**TASK DIRECTIONS**
Write out the data below in full. Keep it exact.

----- INFORMATION SHOWN -----

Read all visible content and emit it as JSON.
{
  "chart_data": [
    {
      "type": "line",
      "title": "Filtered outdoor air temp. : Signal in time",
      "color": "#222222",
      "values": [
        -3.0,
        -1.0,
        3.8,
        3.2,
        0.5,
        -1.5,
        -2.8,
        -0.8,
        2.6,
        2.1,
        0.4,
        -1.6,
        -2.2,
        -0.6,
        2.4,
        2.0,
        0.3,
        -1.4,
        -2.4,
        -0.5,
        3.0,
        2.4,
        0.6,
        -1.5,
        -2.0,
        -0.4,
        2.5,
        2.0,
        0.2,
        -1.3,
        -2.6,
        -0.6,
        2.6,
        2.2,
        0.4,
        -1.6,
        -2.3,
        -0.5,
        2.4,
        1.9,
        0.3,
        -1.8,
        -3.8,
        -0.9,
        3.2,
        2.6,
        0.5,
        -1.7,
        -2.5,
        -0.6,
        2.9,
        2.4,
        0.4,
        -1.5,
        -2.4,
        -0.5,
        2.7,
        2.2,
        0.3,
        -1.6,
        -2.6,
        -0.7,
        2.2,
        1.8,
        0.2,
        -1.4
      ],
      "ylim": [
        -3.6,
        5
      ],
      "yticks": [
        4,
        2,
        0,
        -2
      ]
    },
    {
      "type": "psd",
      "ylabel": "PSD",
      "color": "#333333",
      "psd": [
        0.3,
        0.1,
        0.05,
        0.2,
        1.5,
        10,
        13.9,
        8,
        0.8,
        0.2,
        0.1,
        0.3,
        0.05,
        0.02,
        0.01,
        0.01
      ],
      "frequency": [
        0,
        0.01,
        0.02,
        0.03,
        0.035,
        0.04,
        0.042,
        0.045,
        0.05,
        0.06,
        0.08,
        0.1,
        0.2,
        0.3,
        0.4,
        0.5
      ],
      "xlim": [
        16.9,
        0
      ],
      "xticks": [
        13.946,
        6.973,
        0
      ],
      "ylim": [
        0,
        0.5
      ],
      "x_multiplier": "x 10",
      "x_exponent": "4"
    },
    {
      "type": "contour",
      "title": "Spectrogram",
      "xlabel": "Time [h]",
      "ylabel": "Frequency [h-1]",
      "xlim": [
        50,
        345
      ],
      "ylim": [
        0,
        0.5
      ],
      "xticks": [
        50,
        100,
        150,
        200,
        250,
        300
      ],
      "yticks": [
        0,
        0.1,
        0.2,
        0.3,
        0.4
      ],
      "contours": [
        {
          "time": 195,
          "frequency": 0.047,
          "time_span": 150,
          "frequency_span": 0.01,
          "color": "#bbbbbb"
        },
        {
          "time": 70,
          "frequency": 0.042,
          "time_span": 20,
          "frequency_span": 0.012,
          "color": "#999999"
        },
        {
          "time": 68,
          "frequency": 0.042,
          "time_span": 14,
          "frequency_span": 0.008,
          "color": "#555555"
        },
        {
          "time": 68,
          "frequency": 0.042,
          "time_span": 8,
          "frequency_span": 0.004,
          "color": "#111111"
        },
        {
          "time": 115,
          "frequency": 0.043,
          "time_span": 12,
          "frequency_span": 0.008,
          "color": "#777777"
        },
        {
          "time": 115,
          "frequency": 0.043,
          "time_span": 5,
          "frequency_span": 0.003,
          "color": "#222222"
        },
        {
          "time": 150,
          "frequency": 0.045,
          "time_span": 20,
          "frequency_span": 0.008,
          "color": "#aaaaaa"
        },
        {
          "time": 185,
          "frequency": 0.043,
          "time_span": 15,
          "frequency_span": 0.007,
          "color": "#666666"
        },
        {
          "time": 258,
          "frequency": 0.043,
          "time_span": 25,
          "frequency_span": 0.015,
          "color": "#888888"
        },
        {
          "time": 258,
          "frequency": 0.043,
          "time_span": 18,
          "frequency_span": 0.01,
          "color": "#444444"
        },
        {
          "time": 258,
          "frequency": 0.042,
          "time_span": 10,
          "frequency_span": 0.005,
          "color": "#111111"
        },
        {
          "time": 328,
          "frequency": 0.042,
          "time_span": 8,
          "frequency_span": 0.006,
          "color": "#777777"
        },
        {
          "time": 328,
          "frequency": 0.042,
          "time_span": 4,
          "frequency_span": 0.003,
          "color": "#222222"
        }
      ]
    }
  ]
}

-----

**FULL SOLUTION**
Read all visible content and emit it as JSON.
{
  "chart_data": [
    {
      "type": "line",
      "title": "Filtered outdoor air temp. : Signal in time",
      "color": "#222222",
      "values": [
        -3.0,
        -1.0,
        3.8,
        3.2,
        0.5,
        -1.5,
        -2.8,
        -0.8,
        2.6,
        2.1,
        0.4,
        -1.6,
        -2.2,
        -0.6,
        2.4,
        2.0,
        0.3,
        -1.4,
        -2.4,
        -0.5,
        3.0,
        2.4,
        0.6,
        -1.5,
        -2.0,
        -0.4,
        2.5,
        2.0,
        0.2,
        -1.3,
        -2.6,
        -0.6,
        2.6,
        2.2,
        0.4,
        -1.6,
        -2.3,
        -0.5,
        2.4,
        1.9,
        0.3,
        -1.8,
        -3.8,
        -0.9,
        3.2,
        2.6,
        0.5,
        -1.7,
        -2.5,
        -0.6,
        2.9,
        2.4,
        0.4,
        -1.5,
        -2.4,
        -0.5,
        2.7,
        2.2,
        0.3,
        -1.6,
        -2.6,
        -0.7,
        2.2,
        1.8,
        0.2,
        -1.4
      ],
      "ylim": [
        -3.6,
        5
      ],
      "yticks": [
        4,
        2,
        0,
        -2
      ]
    },
    {
      "type": "psd",
      "ylabel": "PSD",
      "color": "#333333",
      "psd": [
        0.3,
        0.1,
        0.05,
        0.2,
        1.5,
        10,
        13.9,
        8,
        0.8,
        0.2,
        0.1,
        0.3,
        0.05,
        0.02,
        0.01,
        0.01
      ],
      "frequency": [
        0,
        0.01,
        0.02,
        0.03,
        0.035,
        0.04,
        0.042,
        0.045,
        0.05,
        0.06,
        0.08,
        0.1,
        0.2,
        0.3,
        0.4,
        0.5
      ],
      "xlim": [
        16.9,
        0
      ],
      "xticks": [
        13.946,
        6.973,
        0
      ],
      "ylim": [
        0,
        0.5
      ],
      "x_multiplier": "x 10",
      "x_exponent": "4"
    },
    {
      "type": "contour",
      "title": "Spectrogram",
      "xlabel": "Time [h]",
      "ylabel": "Frequency [h-1]",
      "xlim": [
        50,
        345
      ],
      "ylim": [
        0,
        0.5
      ],
      "xticks": [
        50,
        100,
        150,
        200,
        250,
        300
      ],
      "yticks": [
        0,
        0.1,
        0.2,
        0.3,
        0.4
      ],
      "contours": [
        {
          "time": 195,
          "frequency": 0.047,
          "time_span": 150,
          "frequency_span": 0.01,
          "color": "#bbbbbb"
        },
        {
          "time": 70,
          "frequency": 0.042,
          "time_span": 20,
          "frequency_span": 0.012,
          "color": "#999999"
        },
        {
          "time": 68,
          "frequency": 0.042,
          "time_span": 14,
          "frequency_span": 0.008,
          "color": "#555555"
        },
        {
          "time": 68,
          "frequency": 0.042,
          "time_span": 8,
          "frequency_span": 0.004,
          "color": "#111111"
        },
        {
          "time": 115,
          "frequency": 0.043,
          "time_span": 12,
          "frequency_span": 0.008,
          "color": "#777777"
        },
        {
          "time": 115,
          "frequency": 0.043,
          "time_span": 5,
          "frequency_span": 0.003,
          "color": "#222222"
        },
        {
          "time": 150,
          "frequency": 0.045,
          "time_span": 20,
          "frequency_span": 0.008,
          "color": "#aaaaaa"
        },
        {
          "time": 185,
          "frequency": 0.043,
          "time_span": 15,
          "frequency_span": 0.007,
          "color": "#666666"
        },
        {
          "time": 258,
          "frequency": 0.043,
          "time_span": 25,
          "frequency_span": 0.015,
          "color": "#888888"
        },
        {
          "time": 258,
          "frequency": 0.043,
          "time_span": 18,
          "frequency_span": 0.01,
          "color": "#444444"
        },
        {
          "time": 258,
          "frequency": 0.042,
          "time_span": 10,
          "frequency_span": 0.005,
          "color": "#111111"
        },
        {
          "time": 328,
          "frequency": 0.042,
          "time_span": 8,
          "frequency_span": 0.006,
          "color": "#777777"
        },
        {
          "time": 328,
          "frequency": 0.042,
          "time_span": 4,
          "frequency_span": 0.003,
          "color": "#222222"
        }
      ]
    }
  ]
}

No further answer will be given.